Task to complete
Return all of the data exactly as given.

Exercise materials

►

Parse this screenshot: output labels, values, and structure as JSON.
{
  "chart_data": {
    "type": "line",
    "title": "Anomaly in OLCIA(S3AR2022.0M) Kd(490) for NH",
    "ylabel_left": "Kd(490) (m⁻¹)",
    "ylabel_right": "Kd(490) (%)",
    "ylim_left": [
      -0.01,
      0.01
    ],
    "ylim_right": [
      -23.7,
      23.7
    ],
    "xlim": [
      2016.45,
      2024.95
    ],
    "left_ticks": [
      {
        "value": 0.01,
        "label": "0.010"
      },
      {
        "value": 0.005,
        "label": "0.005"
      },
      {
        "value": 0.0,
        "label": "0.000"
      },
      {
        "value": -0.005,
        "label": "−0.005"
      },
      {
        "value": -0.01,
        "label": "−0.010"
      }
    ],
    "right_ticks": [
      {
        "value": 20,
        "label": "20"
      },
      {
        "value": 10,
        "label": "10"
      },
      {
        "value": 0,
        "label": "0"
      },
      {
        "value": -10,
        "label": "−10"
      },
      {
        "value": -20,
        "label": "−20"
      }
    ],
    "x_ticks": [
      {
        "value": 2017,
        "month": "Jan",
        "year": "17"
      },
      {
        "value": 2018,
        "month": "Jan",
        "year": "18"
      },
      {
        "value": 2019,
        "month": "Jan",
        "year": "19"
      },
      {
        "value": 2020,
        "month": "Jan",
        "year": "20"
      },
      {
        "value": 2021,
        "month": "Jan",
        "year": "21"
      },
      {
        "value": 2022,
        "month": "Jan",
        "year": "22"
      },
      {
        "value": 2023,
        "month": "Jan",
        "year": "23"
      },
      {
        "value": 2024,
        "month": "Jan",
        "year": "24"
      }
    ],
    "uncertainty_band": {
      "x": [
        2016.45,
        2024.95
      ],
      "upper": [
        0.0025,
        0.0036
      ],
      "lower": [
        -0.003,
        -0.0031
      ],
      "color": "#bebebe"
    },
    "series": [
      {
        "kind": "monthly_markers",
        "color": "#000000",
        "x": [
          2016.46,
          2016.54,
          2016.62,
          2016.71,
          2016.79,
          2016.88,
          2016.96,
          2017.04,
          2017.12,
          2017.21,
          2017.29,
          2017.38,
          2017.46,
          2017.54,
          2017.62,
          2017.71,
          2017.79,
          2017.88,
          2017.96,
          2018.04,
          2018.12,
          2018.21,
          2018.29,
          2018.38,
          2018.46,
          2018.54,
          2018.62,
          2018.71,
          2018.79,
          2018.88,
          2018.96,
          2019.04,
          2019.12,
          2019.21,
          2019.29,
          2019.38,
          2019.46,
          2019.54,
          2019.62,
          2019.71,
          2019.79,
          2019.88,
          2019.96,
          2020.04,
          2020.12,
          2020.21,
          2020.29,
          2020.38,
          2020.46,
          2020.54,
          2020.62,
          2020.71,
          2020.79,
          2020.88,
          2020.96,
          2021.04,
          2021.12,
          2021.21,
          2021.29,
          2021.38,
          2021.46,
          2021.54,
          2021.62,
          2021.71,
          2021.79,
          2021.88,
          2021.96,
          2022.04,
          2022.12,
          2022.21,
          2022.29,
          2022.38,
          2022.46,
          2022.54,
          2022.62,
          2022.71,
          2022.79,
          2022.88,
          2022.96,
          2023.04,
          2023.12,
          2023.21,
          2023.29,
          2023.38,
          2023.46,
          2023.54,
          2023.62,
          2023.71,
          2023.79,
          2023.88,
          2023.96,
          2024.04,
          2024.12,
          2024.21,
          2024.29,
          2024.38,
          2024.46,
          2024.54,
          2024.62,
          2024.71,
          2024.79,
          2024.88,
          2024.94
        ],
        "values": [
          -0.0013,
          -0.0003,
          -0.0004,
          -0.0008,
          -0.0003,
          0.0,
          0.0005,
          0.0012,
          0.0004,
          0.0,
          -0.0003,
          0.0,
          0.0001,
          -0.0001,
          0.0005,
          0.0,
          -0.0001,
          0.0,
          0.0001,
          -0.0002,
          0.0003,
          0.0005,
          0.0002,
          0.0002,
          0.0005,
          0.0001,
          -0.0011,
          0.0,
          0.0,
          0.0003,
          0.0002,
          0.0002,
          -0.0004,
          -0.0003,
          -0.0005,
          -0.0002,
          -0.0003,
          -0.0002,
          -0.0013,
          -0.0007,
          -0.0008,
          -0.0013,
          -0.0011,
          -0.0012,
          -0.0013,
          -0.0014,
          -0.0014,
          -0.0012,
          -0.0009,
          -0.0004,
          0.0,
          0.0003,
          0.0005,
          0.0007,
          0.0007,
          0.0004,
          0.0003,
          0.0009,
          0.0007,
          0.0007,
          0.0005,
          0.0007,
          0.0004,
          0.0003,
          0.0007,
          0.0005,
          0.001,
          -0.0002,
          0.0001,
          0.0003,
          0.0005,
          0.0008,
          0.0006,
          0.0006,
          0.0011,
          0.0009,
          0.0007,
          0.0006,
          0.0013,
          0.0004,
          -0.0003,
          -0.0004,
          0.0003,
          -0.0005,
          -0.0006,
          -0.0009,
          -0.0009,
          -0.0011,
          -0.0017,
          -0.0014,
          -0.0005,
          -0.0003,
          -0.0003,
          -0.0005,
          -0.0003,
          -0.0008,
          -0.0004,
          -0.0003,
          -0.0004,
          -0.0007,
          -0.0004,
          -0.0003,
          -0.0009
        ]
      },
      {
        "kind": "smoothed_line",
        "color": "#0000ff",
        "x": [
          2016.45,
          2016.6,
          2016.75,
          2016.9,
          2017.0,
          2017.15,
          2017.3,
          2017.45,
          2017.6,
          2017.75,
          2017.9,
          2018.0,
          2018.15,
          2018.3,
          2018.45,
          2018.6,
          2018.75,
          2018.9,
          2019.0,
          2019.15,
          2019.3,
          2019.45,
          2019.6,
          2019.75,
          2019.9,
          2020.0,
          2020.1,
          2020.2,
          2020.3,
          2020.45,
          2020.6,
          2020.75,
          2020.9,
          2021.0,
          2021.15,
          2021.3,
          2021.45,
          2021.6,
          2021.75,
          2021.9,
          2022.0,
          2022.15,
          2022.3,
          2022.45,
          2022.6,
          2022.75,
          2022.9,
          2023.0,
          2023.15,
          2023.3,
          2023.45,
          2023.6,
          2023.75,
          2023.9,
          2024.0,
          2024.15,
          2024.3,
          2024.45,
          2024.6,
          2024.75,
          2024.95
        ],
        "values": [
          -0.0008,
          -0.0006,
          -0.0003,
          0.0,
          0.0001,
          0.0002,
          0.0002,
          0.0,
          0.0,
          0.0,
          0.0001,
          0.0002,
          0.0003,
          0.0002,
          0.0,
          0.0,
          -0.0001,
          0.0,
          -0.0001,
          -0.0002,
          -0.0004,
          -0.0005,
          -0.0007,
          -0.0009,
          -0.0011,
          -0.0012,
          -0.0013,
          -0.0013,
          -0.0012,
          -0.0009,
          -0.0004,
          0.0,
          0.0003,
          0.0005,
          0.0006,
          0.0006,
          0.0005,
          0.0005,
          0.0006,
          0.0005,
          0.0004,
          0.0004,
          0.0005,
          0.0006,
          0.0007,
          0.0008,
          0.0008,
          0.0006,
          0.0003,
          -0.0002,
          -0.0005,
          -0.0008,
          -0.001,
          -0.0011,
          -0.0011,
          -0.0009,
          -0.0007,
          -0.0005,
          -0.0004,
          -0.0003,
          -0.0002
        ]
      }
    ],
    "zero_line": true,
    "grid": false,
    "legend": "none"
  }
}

◄

Answer to this problem
Parse this screenshot: output labels, values, and structure as JSON.
{
  "chart_data": {
    "type": "line",
    "title": "Anomaly in OLCIA(S3AR2022.0M) Kd(490) for NH",
    "ylabel_left": "Kd(490) (m⁻¹)",
    "ylabel_right": "Kd(490) (%)",
    "ylim_left": [
      -0.01,
      0.01
    ],
    "ylim_right": [
      -23.7,
      23.7
    ],
    "xlim": [
      2016.45,
      2024.95
    ],
    "left_ticks": [
      {
        "value": 0.01,
        "label": "0.010"
      },
      {
        "value": 0.005,
        "label": "0.005"
      },
      {
        "value": 0.0,
        "label": "0.000"
      },
      {
        "value": -0.005,
        "label": "−0.005"
      },
      {
        "value": -0.01,
        "label": "−0.010"
      }
    ],
    "right_ticks": [
      {
        "value": 20,
        "label": "20"
      },
      {
        "value": 10,
        "label": "10"
      },
      {
        "value": 0,
        "label": "0"
      },
      {
        "value": -10,
        "label": "−10"
      },
      {
        "value": -20,
        "label": "−20"
      }
    ],
    "x_ticks": [
      {
        "value": 2017,
        "month": "Jan",
        "year": "17"
      },
      {
        "value": 2018,
        "month": "Jan",
        "year": "18"
      },
      {
        "value": 2019,
        "month": "Jan",
        "year": "19"
      },
      {
        "value": 2020,
        "month": "Jan",
        "year": "20"
      },
      {
        "value": 2021,
        "month": "Jan",
        "year": "21"
      },
      {
        "value": 2022,
        "month": "Jan",
        "year": "22"
      },
      {
        "value": 2023,
        "month": "Jan",
        "year": "23"
      },
      {
        "value": 2024,
        "month": "Jan",
        "year": "24"
      }
    ],
    "uncertainty_band": {
      "x": [
        2016.45,
        2024.95
      ],
      "upper": [
        0.0025,
        0.0036
      ],
      "lower": [
        -0.003,
        -0.0031
      ],
      "color": "#bebebe"
    },
    "series": [
      {
        "kind": "monthly_markers",
        "color": "#000000",
        "x": [
          2016.46,
          2016.54,
          2016.62,
          2016.71,
          2016.79,
          2016.88,
          2016.96,
          2017.04,
          2017.12,
          2017.21,
          2017.29,
          2017.38,
          2017.46,
          2017.54,
          2017.62,
          2017.71,
          2017.79,
          2017.88,
          2017.96,
          2018.04,
          2018.12,
          2018.21,
          2018.29,
          2018.38,
          2018.46,
          2018.54,
          2018.62,
          2018.71,
          2018.79,
          2018.88,
          2018.96,
          2019.04,
          2019.12,
          2019.21,
          2019.29,
          2019.38,
          2019.46,
          2019.54,
          2019.62,
          2019.71,
          2019.79,
          2019.88,
          2019.96,
          2020.04,
          2020.12,
          2020.21,
          2020.29,
          2020.38,
          2020.46,
          2020.54,
          2020.62,
          2020.71,
          2020.79,
          2020.88,
          2020.96,
          2021.04,
          2021.12,
          2021.21,
          2021.29,
          2021.38,
          2021.46,
          2021.54,
          2021.62,
          2021.71,
          2021.79,
          2021.88,
          2021.96,
          2022.04,
          2022.12,
          2022.21,
          2022.29,
          2022.38,
          2022.46,
          2022.54,
          2022.62,
          2022.71,
          2022.79,
          2022.88,
          2022.96,
          2023.04,
          2023.12,
          2023.21,
          2023.29,
          2023.38,
          2023.46,
          2023.54,
          2023.62,
          2023.71,
          2023.79,
          2023.88,
          2023.96,
          2024.04,
          2024.12,
          2024.21,
          2024.29,
          2024.38,
          2024.46,
          2024.54,
          2024.62,
          2024.71,
          2024.79,
          2024.88,
          2024.94
        ],
        "values": [
          -0.0013,
          -0.0003,
          -0.0004,
          -0.0008,
          -0.0003,
          0.0,
          0.0005,
          0.0012,
          0.0004,
          0.0,
          -0.0003,
          0.0,
          0.0001,
          -0.0001,
          0.0005,
          0.0,
          -0.0001,
          0.0,
          0.0001,
          -0.0002,
          0.0003,
          0.0005,
          0.0002,
          0.0002,
          0.0005,
          0.0001,
          -0.0011,
          0.0,
          0.0,
          0.0003,
          0.0002,
          0.0002,
          -0.0004,
          -0.0003,
          -0.0005,
          -0.0002,
          -0.0003,
          -0.0002,
          -0.0013,
          -0.0007,
          -0.0008,
          -0.0013,
          -0.0011,
          -0.0012,
          -0.0013,
          -0.0014,
          -0.0014,
          -0.0012,
          -0.0009,
          -0.0004,
          0.0,
          0.0003,
          0.0005,
          0.0007,
          0.0007,
          0.0004,
          0.0003,
          0.0009,
          0.0007,
          0.0007,
          0.0005,
          0.0007,
          0.0004,
          0.0003,
          0.0007,
          0.0005,
          0.001,
          -0.0002,
          0.0001,
          0.0003,
          0.0005,
          0.0008,
          0.0006,
          0.0006,
          0.0011,
          0.0009,
          0.0007,
          0.0006,
          0.0013,
          0.0004,
          -0.0003,
          -0.0004,
          0.0003,
          -0.0005,
          -0.0006,
          -0.0009,
          -0.0009,
          -0.0011,
          -0.0017,
          -0.0014,
          -0.0005,
          -0.0003,
          -0.0003,
          -0.0005,
          -0.0003,
          -0.0008,
          -0.0004,
          -0.0003,
          -0.0004,
          -0.0007,
          -0.0004,
          -0.0003,
          -0.0009
        ]
      },
      {
        "kind": "smoothed_line",
        "color": "#0000ff",
        "x": [
          2016.45,
          2016.6,
          2016.75,
          2016.9,
          2017.0,
          2017.15,
          2017.3,
          2017.45,
          2017.6,
          2017.75,
          2017.9,
          2018.0,
          2018.15,
          2018.3,
          2018.45,
          2018.6,
          2018.75,
          2018.9,
          2019.0,
          2019.15,
          2019.3,
          2019.45,
          2019.6,
          2019.75,
          2019.9,
          2020.0,
          2020.1,
          2020.2,
          2020.3,
          2020.45,
          2020.6,
          2020.75,
          2020.9,
          2021.0,
          2021.15,
          2021.3,
          2021.45,
          2021.6,
          2021.75,
          2021.9,
          2022.0,
          2022.15,
          2022.3,
          2022.45,
          2022.6,
          2022.75,
          2022.9,
          2023.0,
          2023.15,
          2023.3,
          2023.45,
          2023.6,
          2023.75,
          2023.9,
          2024.0,
          2024.15,
          2024.3,
          2024.45,
          2024.6,
          2024.75,
          2024.95
        ],
        "values": [
          -0.0008,
          -0.0006,
          -0.0003,
          0.0,
          0.0001,
          0.0002,
          0.0002,
          0.0,
          0.0,
          0.0,
          0.0001,
          0.0002,
          0.0003,
          0.0002,
          0.0,
          0.0,
          -0.0001,
          0.0,
          -0.0001,
          -0.0002,
          -0.0004,
          -0.0005,
          -0.0007,
          -0.0009,
          -0.0011,
          -0.0012,
          -0.0013,
          -0.0013,
          -0.0012,
          -0.0009,
          -0.0004,
          0.0,
          0.0003,
          0.0005,
          0.0006,
          0.0006,
          0.0005,
          0.0005,
          0.0006,
          0.0005,
          0.0004,
          0.0004,
          0.0005,
          0.0006,
          0.0007,
          0.0008,
          0.0008,
          0.0006,
          0.0003,
          -0.0002,
          -0.0005,
          -0.0008,
          -0.001,
          -0.0011,
          -0.0011,
          -0.0009,
          -0.0007,
          -0.0005,
          -0.0004,
          -0.0003,
          -0.0002
        ]
      }
    ],
    "zero_line": true,
    "grid": false,
    "legend": "none"
  }
}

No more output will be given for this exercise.